(Saved data entries)
%%
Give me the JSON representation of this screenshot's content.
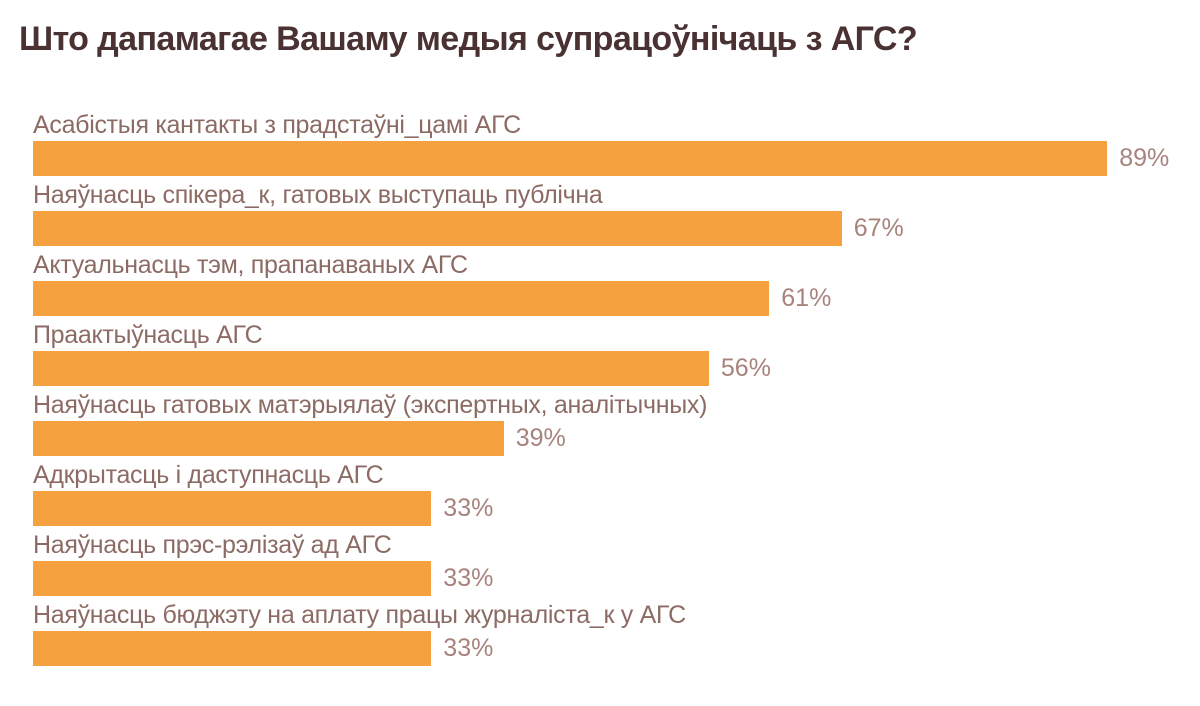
{
  "title": "Што дапамагае Вашаму медыя супрацоўнічаць з АГС?",
  "chart_data": {
    "type": "bar",
    "orientation": "horizontal",
    "title": "Што дапамагае Вашаму медыя супрацоўнічаць з АГС?",
    "categories": [
      "Асабістыя кантакты з прадстаўні_цамі АГС",
      "Наяўнасць спікера_к, гатовых выступаць публічна",
      "Актуальнасць тэм, прапанаваных АГС",
      "Праактыўнасць АГС",
      "Наяўнасць гатовых матэрыялаў (экспертных, аналітычных)",
      "Адкрытасць і даступнасць АГС",
      "Наяўнасць прэс-рэлізаў ад АГС",
      "Наяўнасць бюджэту на аплату працы журналіста_к у АГС"
    ],
    "values": [
      89,
      67,
      61,
      56,
      39,
      33,
      33,
      33
    ],
    "value_labels": [
      "89%",
      "67%",
      "61%",
      "56%",
      "39%",
      "33%",
      "33%",
      "33%"
    ],
    "value_suffix": "%",
    "xlim": [
      0,
      100
    ],
    "grid": false,
    "legend": false,
    "colors": {
      "bar": "#F6A13F",
      "title": "#4A3233",
      "category_label": "#8C6B64",
      "value_label": "#A8837E",
      "background": "#FFFFFF"
    }
  }
}
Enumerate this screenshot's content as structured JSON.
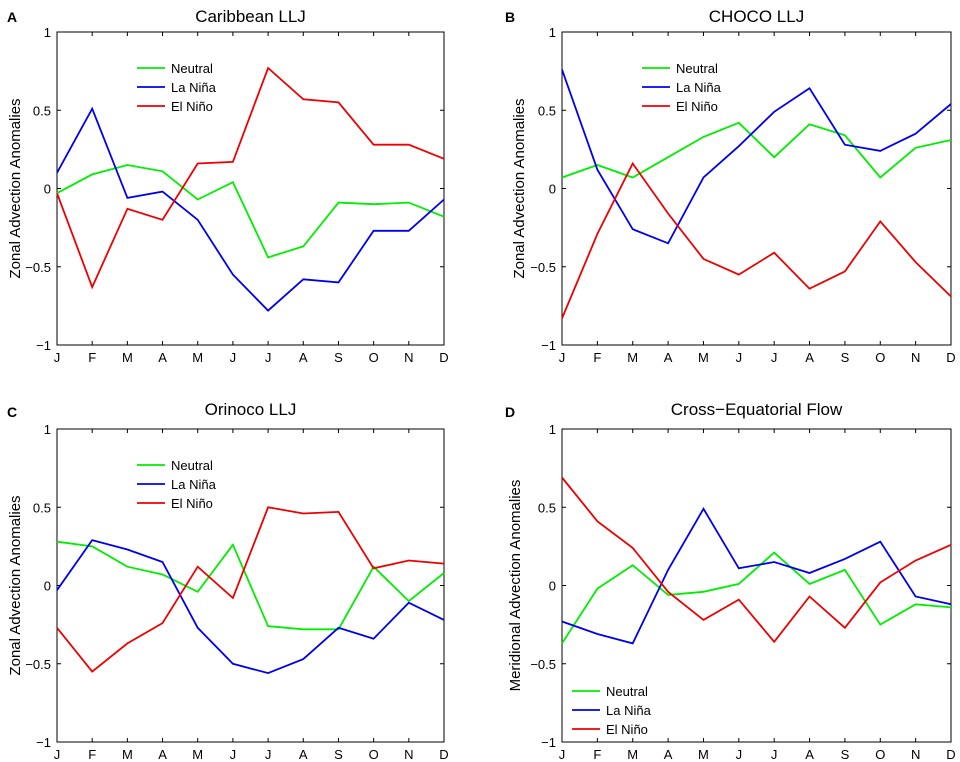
{
  "colors": {
    "Neutral": "#00ee00",
    "La Niña": "#0000ee",
    "El Niño": "#ee0000"
  },
  "chart_data": [
    {
      "type": "line",
      "letter": "A",
      "title": "Caribbean LLJ",
      "xlabel": "",
      "ylabel": "Zonal Advection Anomalies",
      "categories": [
        "J",
        "F",
        "M",
        "A",
        "M",
        "J",
        "J",
        "A",
        "S",
        "O",
        "N",
        "D"
      ],
      "ylim": [
        -1,
        1
      ],
      "yticks": [
        -1,
        -0.5,
        0,
        0.5,
        1
      ],
      "ytick_labels": [
        "−1",
        "−0.5",
        "0",
        "0.5",
        "1"
      ],
      "legend_position": "upper-left",
      "series": [
        {
          "name": "Neutral",
          "values": [
            -0.03,
            0.09,
            0.15,
            0.11,
            -0.07,
            0.04,
            -0.44,
            -0.37,
            -0.09,
            -0.1,
            -0.09,
            -0.18
          ]
        },
        {
          "name": "La Niña",
          "values": [
            0.1,
            0.51,
            -0.06,
            -0.02,
            -0.2,
            -0.55,
            -0.78,
            -0.58,
            -0.6,
            -0.27,
            -0.27,
            -0.07
          ]
        },
        {
          "name": "El Niño",
          "values": [
            -0.03,
            -0.63,
            -0.13,
            -0.2,
            0.16,
            0.17,
            0.77,
            0.57,
            0.55,
            0.28,
            0.28,
            0.19
          ]
        }
      ]
    },
    {
      "type": "line",
      "letter": "B",
      "title": "CHOCO LLJ",
      "xlabel": "",
      "ylabel": "Zonal Advection Anomalies",
      "categories": [
        "J",
        "F",
        "M",
        "A",
        "M",
        "J",
        "J",
        "A",
        "S",
        "O",
        "N",
        "D"
      ],
      "ylim": [
        -1,
        1
      ],
      "yticks": [
        -1,
        -0.5,
        0,
        0.5,
        1
      ],
      "ytick_labels": [
        "−1",
        "−0.5",
        "0",
        "0.5",
        "1"
      ],
      "legend_position": "upper-left",
      "series": [
        {
          "name": "Neutral",
          "values": [
            0.07,
            0.15,
            0.07,
            0.2,
            0.33,
            0.42,
            0.2,
            0.41,
            0.34,
            0.07,
            0.26,
            0.31
          ]
        },
        {
          "name": "La Niña",
          "values": [
            0.76,
            0.12,
            -0.26,
            -0.35,
            0.07,
            0.27,
            0.49,
            0.64,
            0.28,
            0.24,
            0.35,
            0.54
          ]
        },
        {
          "name": "El Niño",
          "values": [
            -0.83,
            -0.29,
            0.16,
            -0.16,
            -0.45,
            -0.55,
            -0.41,
            -0.64,
            -0.53,
            -0.21,
            -0.47,
            -0.69
          ]
        }
      ]
    },
    {
      "type": "line",
      "letter": "C",
      "title": "Orinoco LLJ",
      "xlabel": "",
      "ylabel": "Zonal Advection Anomalies",
      "categories": [
        "J",
        "F",
        "M",
        "A",
        "M",
        "J",
        "J",
        "A",
        "S",
        "O",
        "N",
        "D"
      ],
      "ylim": [
        -1,
        1
      ],
      "yticks": [
        -1,
        -0.5,
        0,
        0.5,
        1
      ],
      "ytick_labels": [
        "−1",
        "−0.5",
        "0",
        "0.5",
        "1"
      ],
      "legend_position": "upper-left",
      "series": [
        {
          "name": "Neutral",
          "values": [
            0.28,
            0.25,
            0.12,
            0.07,
            -0.04,
            0.26,
            -0.26,
            -0.28,
            -0.28,
            0.12,
            -0.1,
            0.08
          ]
        },
        {
          "name": "La Niña",
          "values": [
            -0.03,
            0.29,
            0.23,
            0.15,
            -0.27,
            -0.5,
            -0.56,
            -0.47,
            -0.27,
            -0.34,
            -0.11,
            -0.22
          ]
        },
        {
          "name": "El Niño",
          "values": [
            -0.27,
            -0.55,
            -0.37,
            -0.24,
            0.12,
            -0.08,
            0.5,
            0.46,
            0.47,
            0.11,
            0.16,
            0.14
          ]
        }
      ]
    },
    {
      "type": "line",
      "letter": "D",
      "title": "Cross−Equatorial Flow",
      "xlabel": "",
      "ylabel": "Meridional Advection Anomalies",
      "categories": [
        "J",
        "F",
        "M",
        "A",
        "M",
        "J",
        "J",
        "A",
        "S",
        "O",
        "N",
        "D"
      ],
      "ylim": [
        -1,
        1
      ],
      "yticks": [
        -1,
        -0.5,
        0,
        0.5,
        1
      ],
      "ytick_labels": [
        "−1",
        "−0.5",
        "0",
        "0.5",
        "1"
      ],
      "legend_position": "lower-left",
      "series": [
        {
          "name": "Neutral",
          "values": [
            -0.37,
            -0.02,
            0.13,
            -0.06,
            -0.04,
            0.01,
            0.21,
            0.01,
            0.1,
            -0.25,
            -0.12,
            -0.14
          ]
        },
        {
          "name": "La Niña",
          "values": [
            -0.23,
            -0.31,
            -0.37,
            0.1,
            0.49,
            0.11,
            0.15,
            0.08,
            0.17,
            0.28,
            -0.07,
            -0.12
          ]
        },
        {
          "name": "El Niño",
          "values": [
            0.69,
            0.41,
            0.24,
            -0.04,
            -0.22,
            -0.09,
            -0.36,
            -0.07,
            -0.27,
            0.02,
            0.16,
            0.26
          ]
        }
      ]
    }
  ]
}
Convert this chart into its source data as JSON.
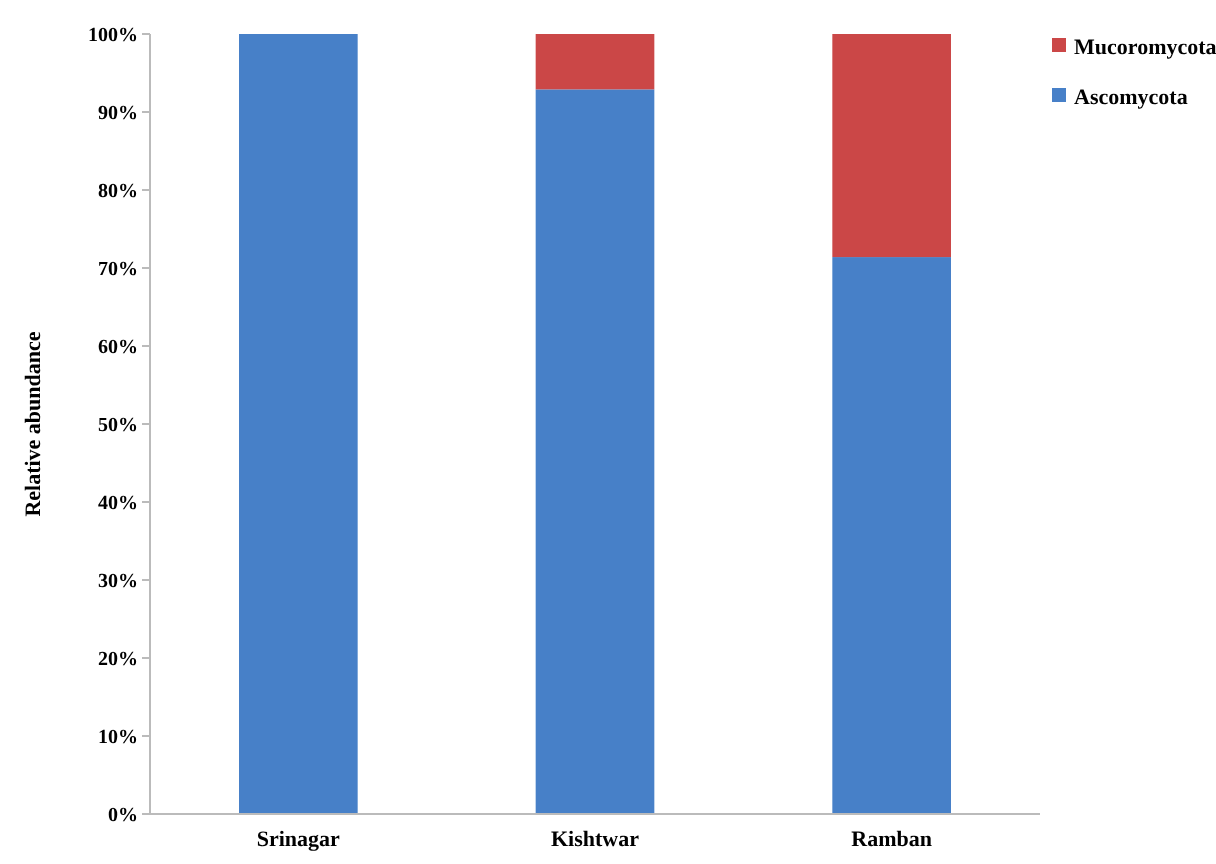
{
  "chart_data": {
    "type": "bar",
    "stacked": true,
    "ylabel": "Relative abundance",
    "categories": [
      "Srinagar",
      "Kishtwar",
      "Ramban"
    ],
    "series": [
      {
        "name": "Ascomycota",
        "color": "#4780c8",
        "values": [
          100,
          92.9,
          71.4
        ]
      },
      {
        "name": "Mucoromycota",
        "color": "#cb4747",
        "values": [
          0,
          7.1,
          28.6
        ]
      }
    ],
    "ylim": [
      0,
      100
    ],
    "yticks": [
      {
        "value": 0,
        "label": "0%"
      },
      {
        "value": 10,
        "label": "10%"
      },
      {
        "value": 20,
        "label": "20%"
      },
      {
        "value": 30,
        "label": "30%"
      },
      {
        "value": 40,
        "label": "40%"
      },
      {
        "value": 50,
        "label": "50%"
      },
      {
        "value": 60,
        "label": "60%"
      },
      {
        "value": 70,
        "label": "70%"
      },
      {
        "value": 80,
        "label": "80%"
      },
      {
        "value": 90,
        "label": "90%"
      },
      {
        "value": 100,
        "label": "100%"
      }
    ],
    "grid": false,
    "legend": "top right"
  }
}
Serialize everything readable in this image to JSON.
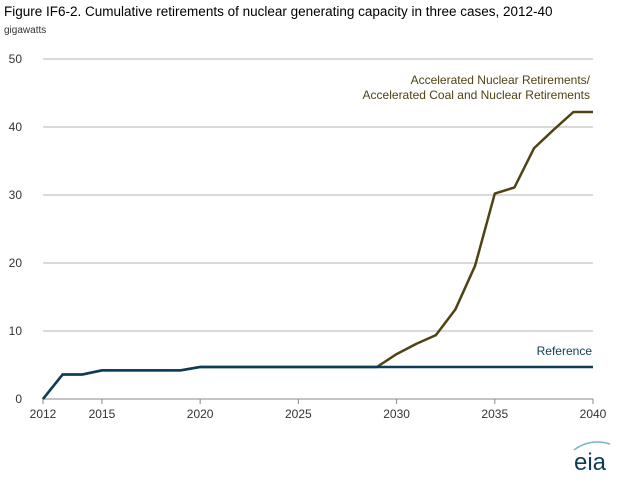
%%
=== Task to carry out ===
Write out each line of the data that holds the string "Наяўнасць".

=== Exercise response ===
      "Наяўнасць спікера_к, гатовых выступаць публічна",
      "Наяўнасць гатовых матэрыялаў (экспертных, аналітычных)",
      "Наяўнасць прэс-рэлізаў ад АГС",
      "Наяўнасць бюджэту на аплату працы журналіста_к у АГС"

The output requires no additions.